***** Excerpt *****
Joe T. MASON, Appellant, v. STATE of Florida, Appellee.

No. 1D02-0523.

Decided: August 29, 2003

Nancy A. Daniels, Public Defender;  Nancy L. Showalter, Assistant Public Defender, Tallahassee, for Appellant. Charlie Crist, Attorney General;  Trisha E. Meggs, Assistant Attorney General, Tallahassee, for Appellee.

Joe T. Mason brings this direct appeal from conviction and sentence for violating section 790.23(1)(d), Florida Statutes (Supp.1998), which outlaws possession of a firearm by a person who has been found “guilty of an offense that is a felony in another state․” We reverse.

The state introduced two documents to prove that appellant was a convicted felon when he possessed a firearm:  Judgment and Sentence on Plea of Not Guilty (Judgment) dated February 21, 1985, and the antecedent Indictment, both filed in Carlisle County, Kentucky, and both styled “Commonwealth of Kentucky v. Joe Mason.”   Neither document contained fingerprints, a middle initial, or any other means of identifying appellant as the Kentucky convict.

After the state rested, the defense moved for judgment of acquittal on grounds that “the state has failed to prove to the jury the fact that Mr. Mason is a convicted felon.   There's no ․ identifiers linking the prior conviction to Mr. Mason.”   The trial court denied the motion, and we now review that ruling.   At issue is the sufficiency of the evidence, not its legal weight.   See generally State v. Brockman, 827 So.2d 299 (Fla. 1st DCA 2002).  “[A]n order on a motion for a judgment of acquittal is reviewed by the de novo standard.”   Jones v. State, 790 So.2d 1194, 1196 (Fla. 1st DCA 2001).

The trial court's denial of the motion for judgment of acquittal was error.   See Stovall v. State, 727 So.2d 1009, 1009-10 (Fla. 5th DCA 1999) (reversing conviction for possession of firearm by a convicted felon because a certified copy of a prior felony conviction with defendant's name on it did not establish the defendant's identity as the perpetrator);  Monson v. State, 627 So.2d 1301, 1302 (Fla. 1st DCA 1993) (“[T]he trial court erred by denying appellant's motion for judgment of acquittal on the charge of possession of a firearm by a convicted felon, because the state failed to prove ․ that the person named in the certified armed robbery judgment was appellant.”);  Napoli v. State, 596 So.2d 782, 786 (Fla. 1st DCA 1992) (“We ․ emphasize that the state must present evidence of more than mere identity between the name on the prior judgment and the name of the defendant for the prior judgment to be admissible.”);  Sinkfield v. State, 592 So.2d 322, 323 (Fla. 1st DCA 1992) (“[M]ere identity between the name appearing on the prior judgment and the name of the defendant on trial does not satisfy the state's obligation to present affirmative evidence that they are the same person․ Sinkfield's conviction for possession of a firearm by a convicted felon must be reversed, and Sinkfield discharged.”);  Killingsworth v. State, 584 So.2d 647, 648 (Fla. 1st DCA 1991) (holding trial court erred in denying motion for judgment of acquittal on possession of a firearm by a convicted felon charge, where the only evidence offered to prove defendant was a convicted felon was a certified copy of a judgment containing the defendant's name).
***** Data extract *****
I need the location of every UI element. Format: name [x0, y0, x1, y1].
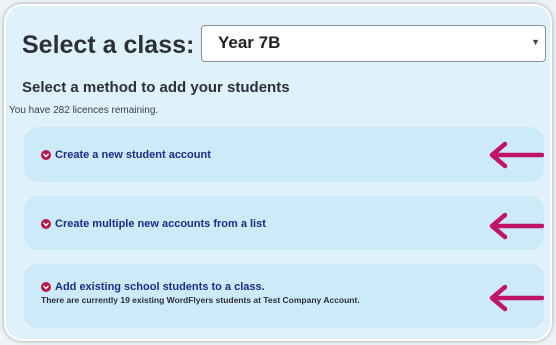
- chevron-down-circle-icon: [41, 282, 51, 292]
- chevron-down-circle-icon: [41, 150, 51, 160]
- dropdown-caret-icon: ▼: [531, 37, 540, 47]
- arrow-left-icon: [489, 212, 544, 240]
- class-select[interactable]: Year 7B ▼: [201, 25, 546, 62]
- option-label: Create multiple new accounts from a list: [55, 218, 266, 230]
- select-class-title: Select a class:: [22, 31, 195, 59]
- option-create-new-account[interactable]: Create a new student account: [24, 127, 544, 182]
- option-label-row: Create a new student account: [41, 149, 211, 161]
- class-select-value: Year 7B: [218, 33, 281, 52]
- option-label: Create a new student account: [55, 149, 211, 161]
- licences-remaining: You have 282 licences remaining.: [9, 105, 159, 116]
- option-label-row: Add existing school students to a class.: [41, 281, 265, 293]
- option-create-multiple-accounts[interactable]: Create multiple new accounts from a list: [24, 196, 544, 250]
- option-label: Add existing school students to a class.: [55, 281, 265, 293]
- option-description: There are currently 19 existing WordFlye…: [41, 295, 360, 305]
- option-add-existing-students[interactable]: Add existing school students to a class.…: [24, 264, 544, 328]
- method-heading: Select a method to add your students: [22, 79, 290, 96]
- arrow-left-icon: [489, 141, 544, 169]
- arrow-left-icon: [489, 284, 544, 312]
- chevron-down-circle-icon: [41, 219, 51, 229]
- option-label-row: Create multiple new accounts from a list: [41, 218, 266, 230]
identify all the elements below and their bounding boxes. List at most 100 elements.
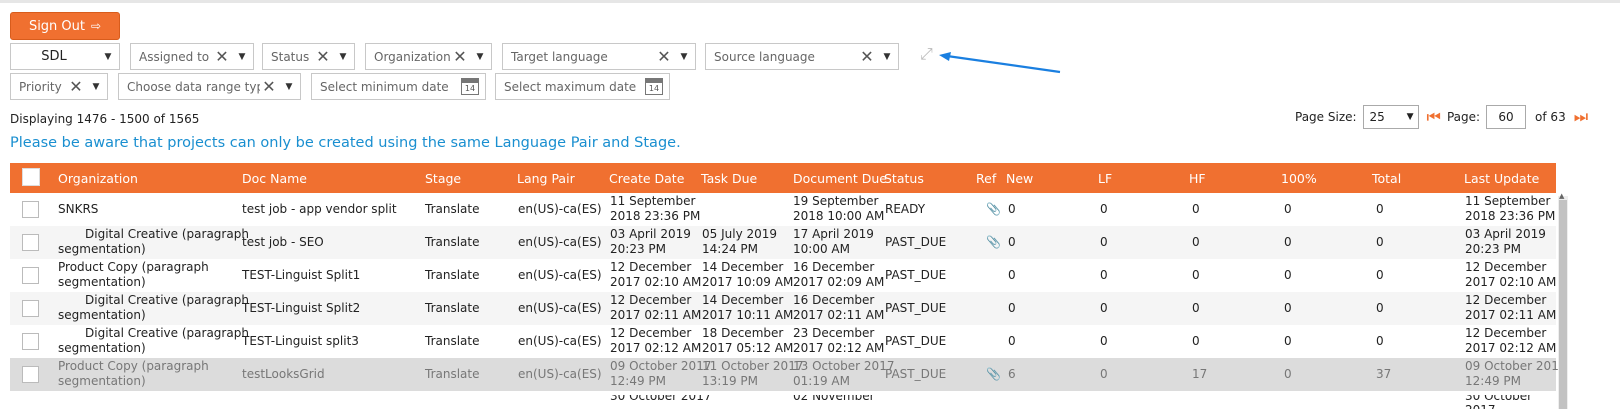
*****
## Directives
A) In the court opinion, reproduce the passage from "Joe T. Mason brings" up to and including "the Kentucky convict.", substituting "Information" for "Indictment".
B) Extract each line of the rows containing the string "interactable", matching case exactly.
The court opinion and the rows are unrelated material.

## Exercise answers
A)
Joe T. Mason brings this direct appeal from conviction and sentence for violating section 790.23(1)(d), Florida Statutes (Supp.1998), which outlaws possession of a firearm by a person who has been found “guilty of an offense that is a felony in another state․” We reverse.

The state introduced two documents to prove that appellant was a convicted felon when he possessed a firearm:  Judgment and Sentence on Plea of Not Guilty (Judgment) dated February 21, 1985, and the antecedent Information, both filed in Carlisle County, Kentucky, and both styled “Commonwealth of Kentucky v. Joe Mason.”   Neither document contained fingerprints, a middle initial, or any other means of identifying appellant as the Kentucky convict.

B)
- class-select[interactable]: Year 7B ▼: [201, 25, 546, 62]
- option-create-new-account[interactable]: Create a new student account: [24, 127, 544, 182]
- option-create-multiple-accounts[interactable]: Create multiple new accounts from a list: [24, 196, 544, 250]
- option-add-existing-students[interactable]: Add existing school students to a class.…: [24, 264, 544, 328]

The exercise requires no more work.